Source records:
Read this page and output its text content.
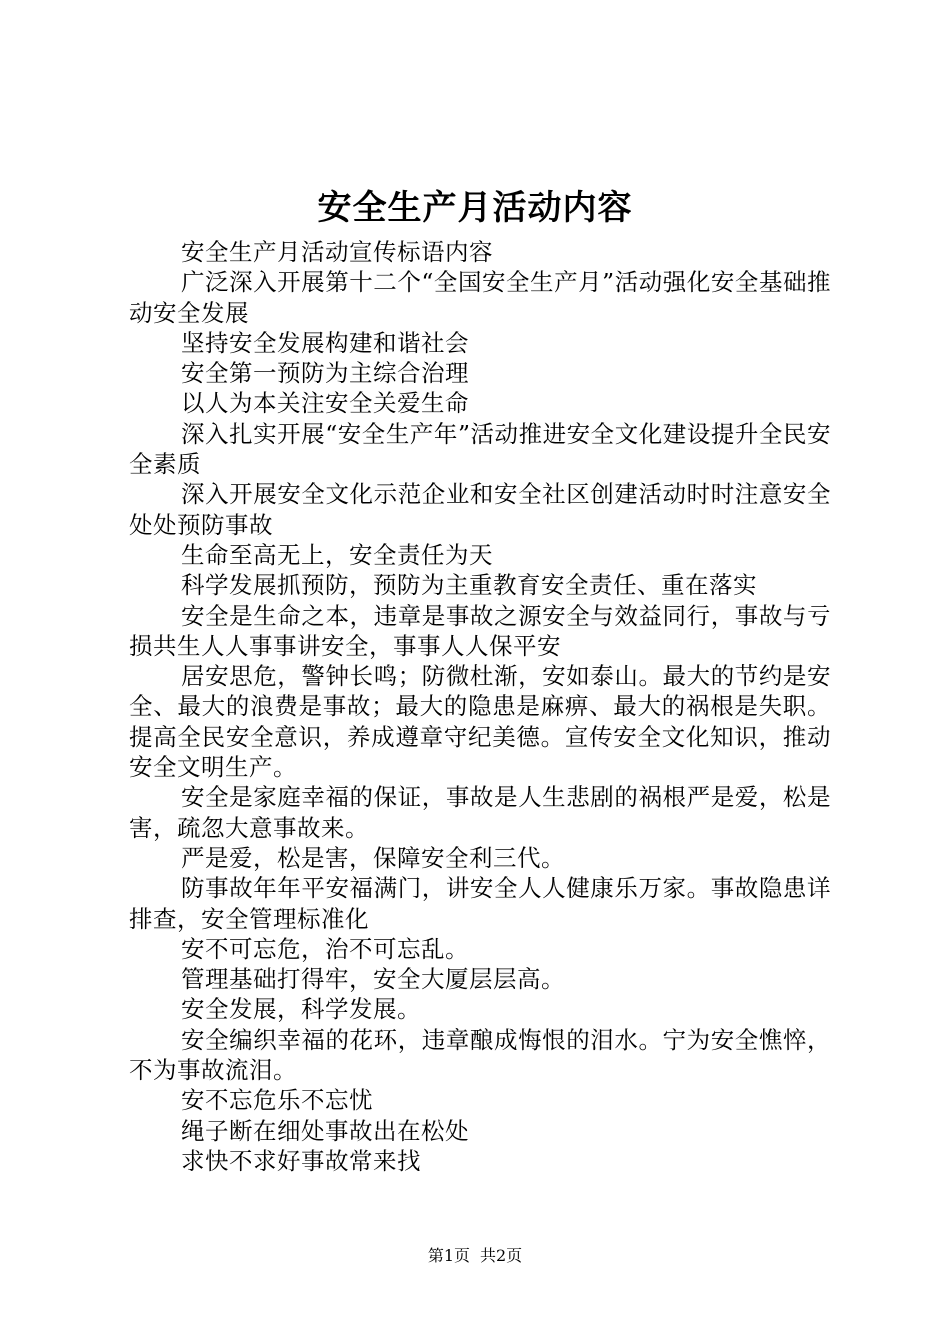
安全生产月活动内容

安全生产月活动宣传标语内容

广泛深入开展第十二个“全国安全生产月”活动强化安全基础推动安全发展

坚持安全发展构建和谐社会

安全第一预防为主综合治理

以人为本关注安全关爱生命

深入扎实开展“安全生产年”活动推进安全文化建设提升全民安全素质

深入开展安全文化示范企业和安全社区创建活动时时注意安全处处预防事故

生命至高无上，安全责任为天

科学发展抓预防，预防为主重教育安全责任、重在落实

安全是生命之本，违章是事故之源安全与效益同行，事故与亏损共生人人事事讲安全，事事人人保平安

居安思危，警钟长鸣；防微杜渐，安如泰山。最大的节约是安全、最大的浪费是事故；最大的隐患是麻痹、最大的祸根是失职。提高全民安全意识，养成遵章守纪美德。宣传安全文化知识，推动安全文明生产。

安全是家庭幸福的保证，事故是人生悲剧的祸根严是爱，松是害，疏忽大意事故来。

严是爱，松是害，保障安全利三代。

防事故年年平安福满门，讲安全人人健康乐万家。事故隐患详排查，安全管理标准化

安不可忘危，治不可忘乱。

管理基础打得牢，安全大厦层层高。

安全发展，科学发展。

安全编织幸福的花环，违章酿成悔恨的泪水。宁为安全憔悴，不为事故流泪。

安不忘危乐不忘忧

绳子断在细处事故出在松处

求快不求好事故常来找

第1页 共2页
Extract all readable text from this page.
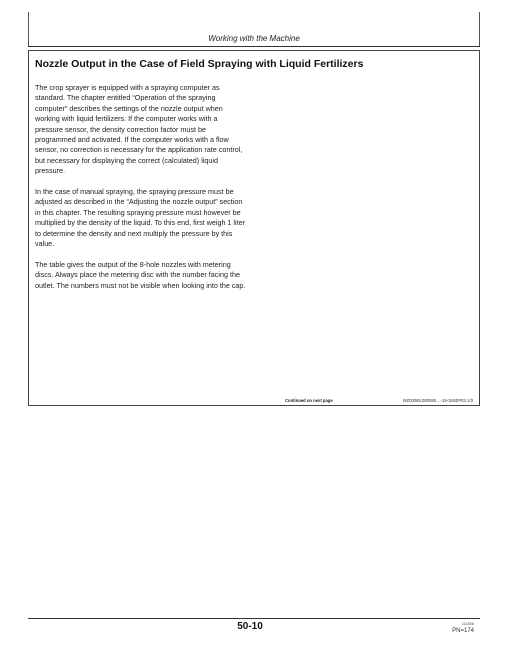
Working with the Machine
Nozzle Output in the Case of Field Spraying with Liquid Fertilizers

The crop sprayer is equipped with a spraying computer as standard. The chapter entitled “Operation of the spraying computer” describes the settings of the nozzle output when working with liquid fertilizers. If the computer works with a pressure sensor, the density correction factor must be programmed and activated. If the computer works with a flow sensor, no correction is necessary for the application rate control, but necessary for displaying the correct (calculated) liquid pressure.

In the case of manual spraying, the spraying pressure must be adjusted as described in the “Adjusting the nozzle output” section in this chapter. The resulting spraying pressure must however be multiplied by the density of the liquid. To this end, first weigh 1 liter to determine the density and next multiply the pressure by this value.

The table gives the output of the 8-hole nozzles with metering discs. Always place the metering disc with the number facing the outlet. The numbers must not be visible when looking into the cap.

Continued on next page	WZ00085,000085 ...-19-18SEP02-1/3
50-10	111506
PN=174
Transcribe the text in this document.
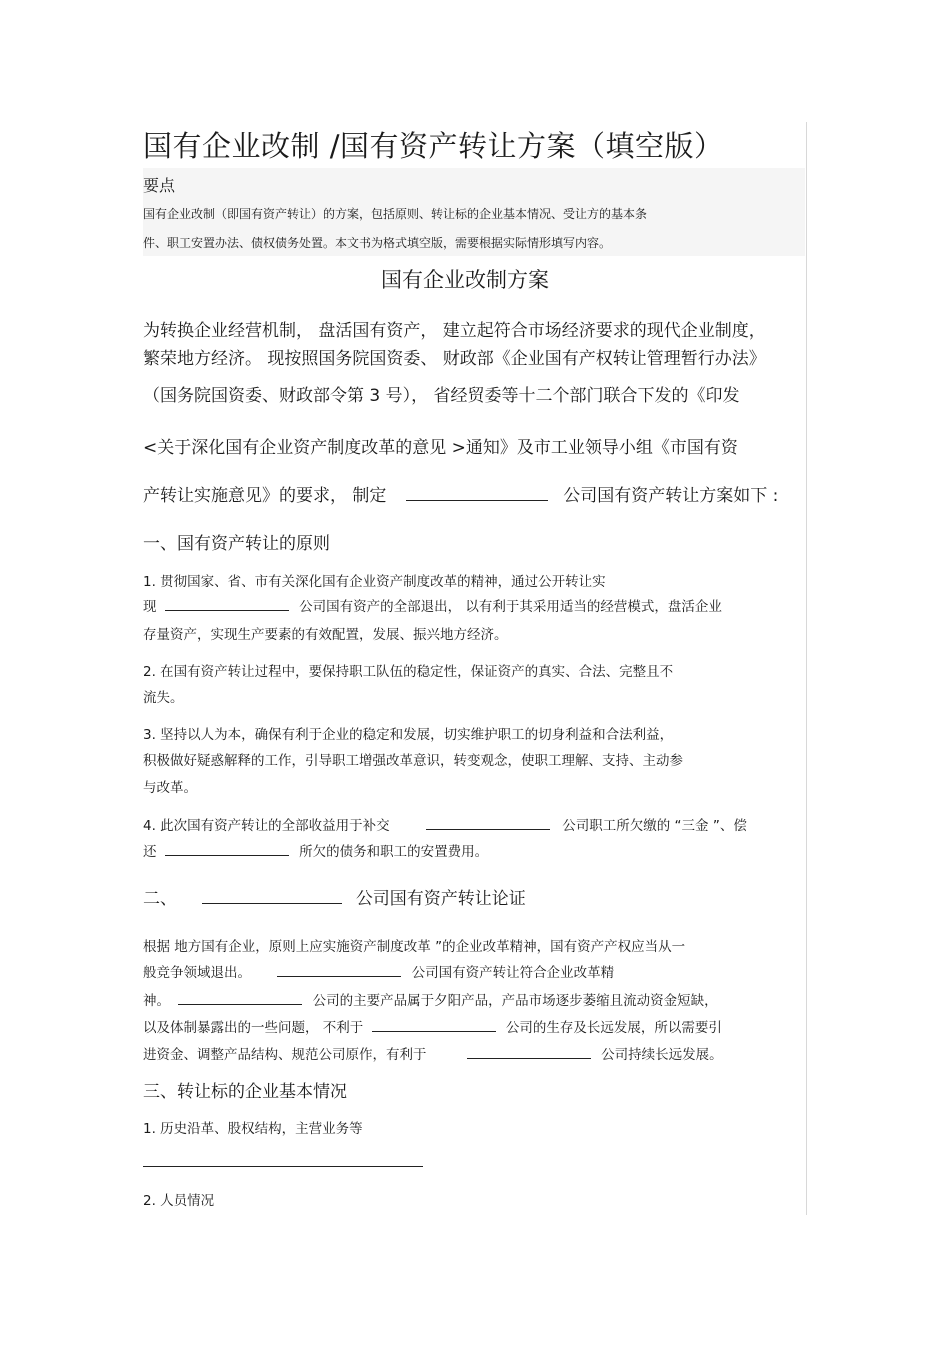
国有企业改制 /国有资产转让方案（填空版）
要点
国有企业改制（即国有资产转让）的方案，包括原则、转让标的企业基本情况、受让方的基本条
件、职工安置办法、债权债务处置。本文书为格式填空版，需要根据实际情形填写内容。
国有企业改制方案
为转换企业经营机制， 盘活国有资产， 建立起符合市场经济要求的现代企业制度，
繁荣地方经济。 现按照国务院国资委、 财政部《企业国有产权转让管理暂行办法》
（国务院国资委、财政部令第 3 号）， 省经贸委等十二个部门联合下发的《印发
<关于深化国有企业资产制度改革的意见 >通知》及市工业领导小组《市国有资
产转让实施意见》的要求， 制定	公司国有资产转让方案如下 :
一、国有资产转让的原则
1. 贯彻国家、省、市有关深化国有企业资产制度改革的精神，通过公开转让实
现	公司国有资产的全部退出， 以有利于其采用适当的经营模式，盘活企业
存量资产，实现生产要素的有效配置，发展、振兴地方经济。
2. 在国有资产转让过程中，要保持职工队伍的稳定性，保证资产的真实、合法、完整且不
流失。
3. 坚持以人为本，确保有利于企业的稳定和发展，切实维护职工的切身利益和合法利益，
积极做好疑惑解释的工作，引导职工增强改革意识，转变观念，使职工理解、支持、主动参
与改革。
4. 此次国有资产转让的全部收益用于补交	公司职工所欠缴的 “三金 ”、偿
还	所欠的债务和职工的安置费用。
二、	公司国有资产转让论证
根据 地方国有企业，原则上应实施资产制度改革 ”的企业改革精神，国有资产产权应当从一
般竞争领域退出。	公司国有资产转让符合企业改革精
神。	公司的主要产品属于夕阳产品，产品市场逐步萎缩且流动资金短缺，
以及体制暴露出的一些问题， 不利于	公司的生存及长远发展，所以需要引
进资金、调整产品结构、规范公司原作，有利于	公司持续长远发展。
三、转让标的企业基本情况
1. 历史沿革、股权结构，主营业务等
2. 人员情况
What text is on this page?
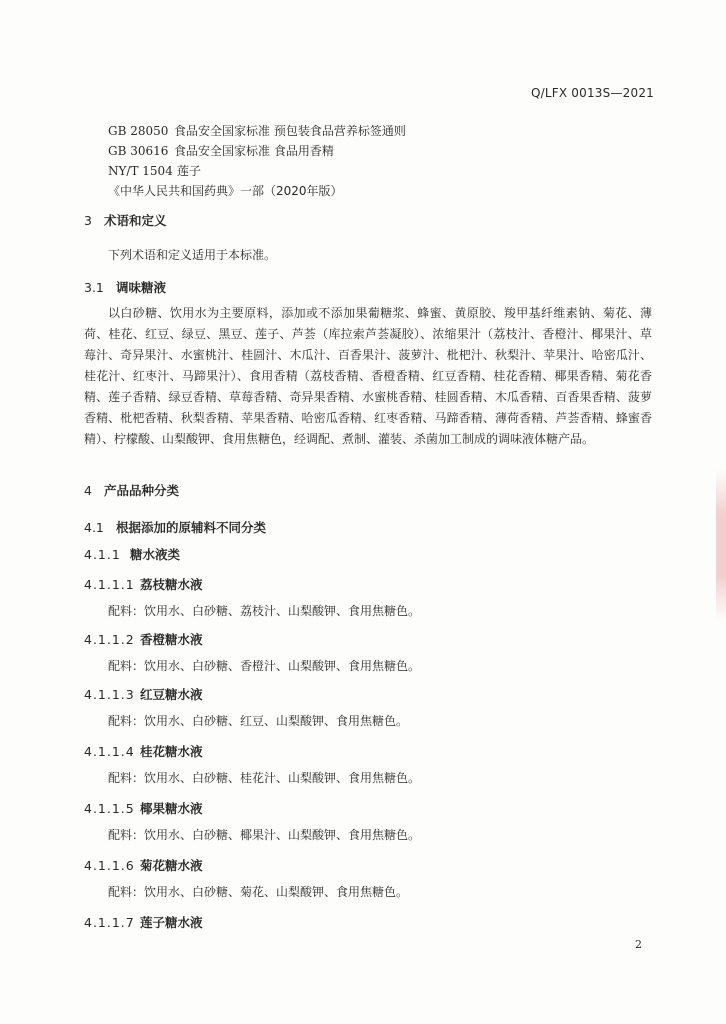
Q/LFX 0013S—2021
GB 28050 食品安全国家标准 预包装食品营养标签通则
GB 30616 食品安全国家标准 食品用香精
NY/T 1504 莲子
《中华人民共和国药典》一部（2020年版）
3 术语和定义

下列术语和定义适用于本标准。

3.1 调味糖液

以白砂糖、饮用水为主要原料，添加或不添加果葡糖浆、蜂蜜、黄原胶、羧甲基纤维素钠、菊花、薄荷、桂花、红豆、绿豆、黑豆、莲子、芦荟（库拉索芦荟凝胶）、浓缩果汁（荔枝汁、香橙汁、椰果汁、草莓汁、奇异果汁、水蜜桃汁、桂圆汁、木瓜汁、百香果汁、菠萝汁、枇杷汁、秋梨汁、苹果汁、哈密瓜汁、桂花汁、红枣汁、马蹄果汁）、食用香精（荔枝香精、香橙香精、红豆香精、桂花香精、椰果香精、菊花香精、莲子香精、绿豆香精、草莓香精、奇异果香精、水蜜桃香精、桂圆香精、木瓜香精、百香果香精、菠萝香精、枇杷香精、秋梨香精、苹果香精、哈密瓜香精、红枣香精、马蹄香精、薄荷香精、芦荟香精、蜂蜜香精）、柠檬酸、山梨酸钾、食用焦糖色，经调配、煮制、灌装、杀菌加工制成的调味液体糖产品。

4 产品品种分类
4.1 根据添加的原辅料不同分类
4.1.1 糖水液类
4.1.1.1 荔枝糖水液
配料：饮用水、白砂糖、荔枝汁、山梨酸钾、食用焦糖色。
4.1.1.2 香橙糖水液
配料：饮用水、白砂糖、香橙汁、山梨酸钾、食用焦糖色。
4.1.1.3 红豆糖水液
配料：饮用水、白砂糖、红豆、山梨酸钾、食用焦糖色。
4.1.1.4 桂花糖水液
配料：饮用水、白砂糖、桂花汁、山梨酸钾、食用焦糖色。
4.1.1.5 椰果糖水液
配料：饮用水、白砂糖、椰果汁、山梨酸钾、食用焦糖色。
4.1.1.6 菊花糖水液
配料：饮用水、白砂糖、菊花、山梨酸钾、食用焦糖色。
4.1.1.7 莲子糖水液
2
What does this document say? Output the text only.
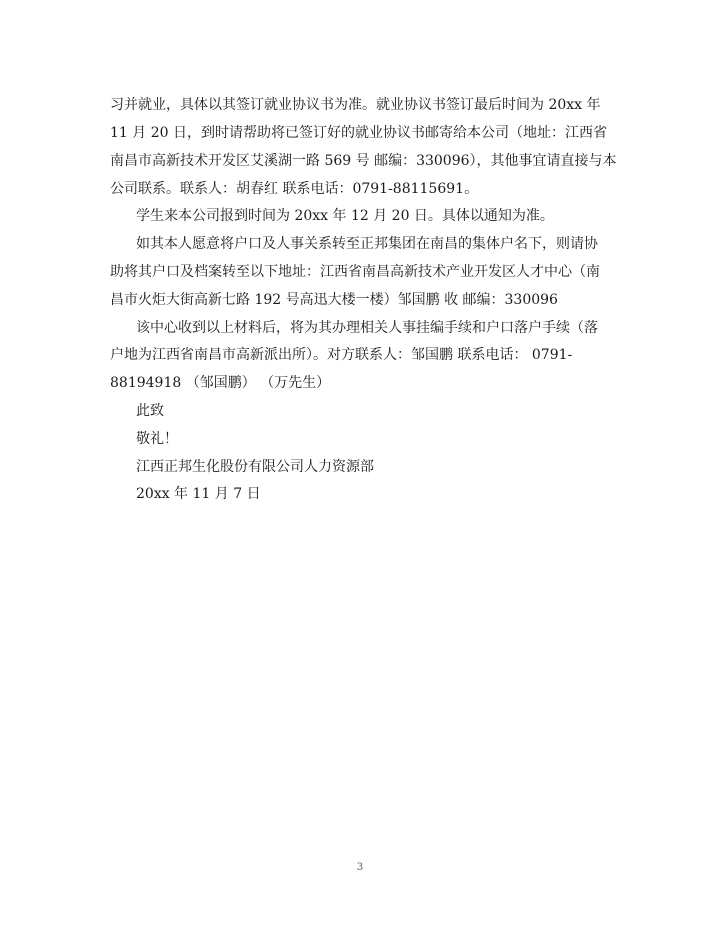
习并就业，具体以其签订就业协议书为准。就业协议书签订最后时间为 20xx 年
11 月 20 日，到时请帮助将已签订好的就业协议书邮寄给本公司（地址：江西省
南昌市高新技术开发区艾溪湖一路 569 号 邮编：330096），其他事宜请直接与本
公司联系。联系人：胡春红 联系电话：0791-88115691。
学生来本公司报到时间为 20xx 年 12 月 20 日。具体以通知为准。
如其本人愿意将户口及人事关系转至正邦集团在南昌的集体户名下，则请协
助将其户口及档案转至以下地址：江西省南昌高新技术产业开发区人才中心（南
昌市火炬大街高新七路 192 号高迅大楼一楼）邹国鹏 收 邮编：330096
该中心收到以上材料后，将为其办理相关人事挂编手续和户口落户手续（落
户地为江西省南昌市高新派出所）。对方联系人：邹国鹏 联系电话： 0791-
88194918 （邹国鹏） （万先生）
此致
敬礼！
江西正邦生化股份有限公司人力资源部
20xx 年 11 月 7 日
3
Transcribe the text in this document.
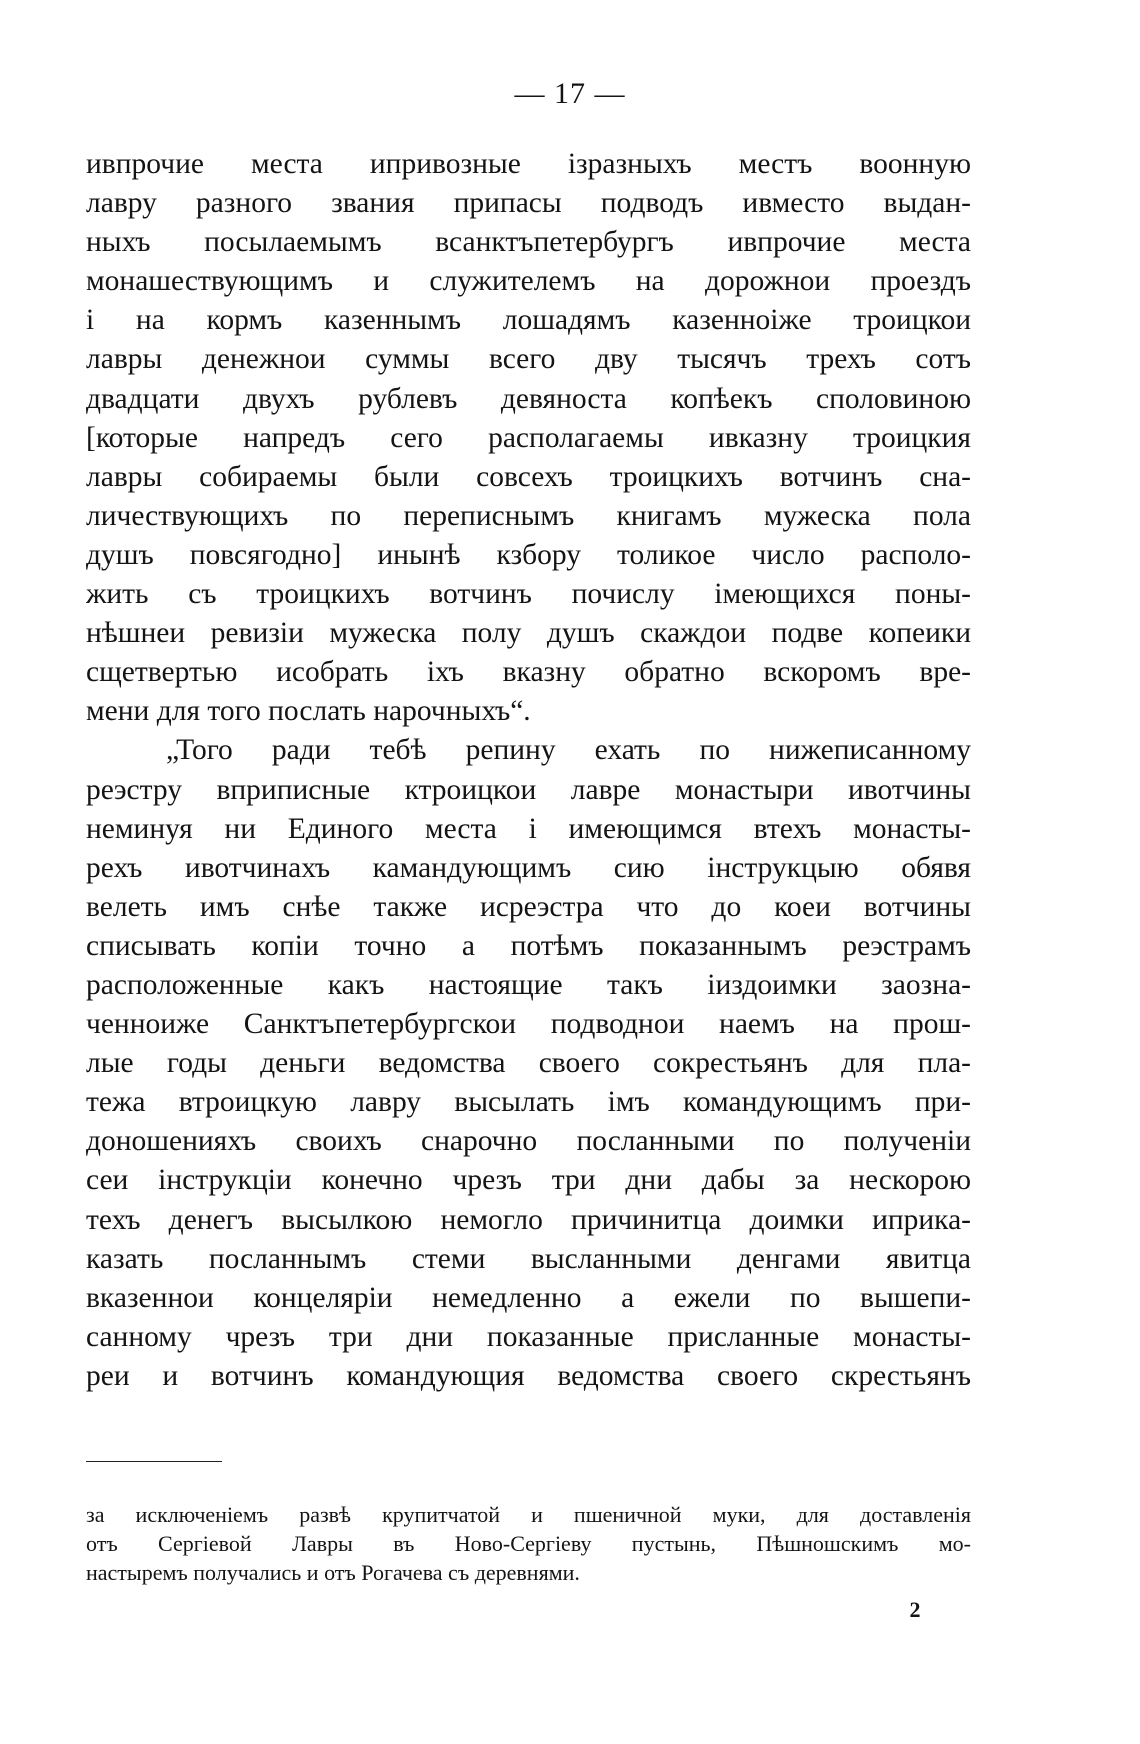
— 17 —
ивпрочие места ипривозные ізразныхъ местъ воонную
лавру разного звания припасы подводъ ивместо выдан-
ныхъ посылаемымъ всанктъпетербургъ ивпрочие места
монашествующимъ и служителемъ на дорожнои проездъ
і на кормъ казеннымъ лошадямъ казенноіже троицкои
лавры денежнои суммы всего дву тысячъ трехъ сотъ
двадцати двухъ рублевъ девяноста копѣекъ споловиною
[которые напредъ сего располагаемы ивказну троицкия
лавры собираемы были совсехъ троицкихъ вотчинъ сна-
личествующихъ по переписнымъ книгамъ мужеска пола
душъ повсягодно] инынѣ кзбору толикое число располо-
жить съ троицкихъ вотчинъ почислу імеющихся поны-
нѣшнеи ревизіи мужеска полу душъ скаждои подве копеики
сщетвертью исобрать іхъ вказну обратно вскоромъ вре-
мени для того послать нарочныхъ“.
„Того ради тебѣ репину ехать по нижеписанному
реэстру вприписные ктроицкои лавре монастыри ивотчины
неминуя ни Единого места і имеющимся втехъ монасты-
рехъ ивотчинахъ камандующимъ сию інструкцыю обявя
велеть имъ снѣе также исреэстра что до коеи вотчины
списывать копіи точно а потѣмъ показаннымъ реэстрамъ
расположенные какъ настоящие такъ іиздоимки заозна-
ченноиже Санктъпетербургскои подводнои наемъ на прош-
лые годы деньги ведомства своего сокрестьянъ для пла-
тежа втроицкую лавру высылать імъ командующимъ при-
доношенияхъ своихъ снарочно посланными по полученіи
сеи інструкціи конечно чрезъ три дни дабы за нескорою
техъ денегъ высылкою немогло причинитца доимки иприка-
казать посланнымъ стеми высланными денгами явитца
вказеннои концеляріи немедленно а ежели по вышепи-
санному чрезъ три дни показанные присланные монасты-
реи и вотчинъ командующия ведомства своего скрестьянъ
за исключеніемъ развѣ крупитчатой и пшеничной муки, для доставленія
отъ Сергіевой Лавры въ Ново-Сергіеву пустынь, Пѣшношскимъ мо-
настыремъ получались и отъ Рогачева съ деревнями.
2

* _GIVEN EXERCISE_: In the records, locate each line holding the string "食品安全国家标准" and copy it.

* _EXERCISE RESPONSE_:
GB 28050 食品安全国家标准 预包装食品营养标签通则
GB 30616 食品安全国家标准 食品用香精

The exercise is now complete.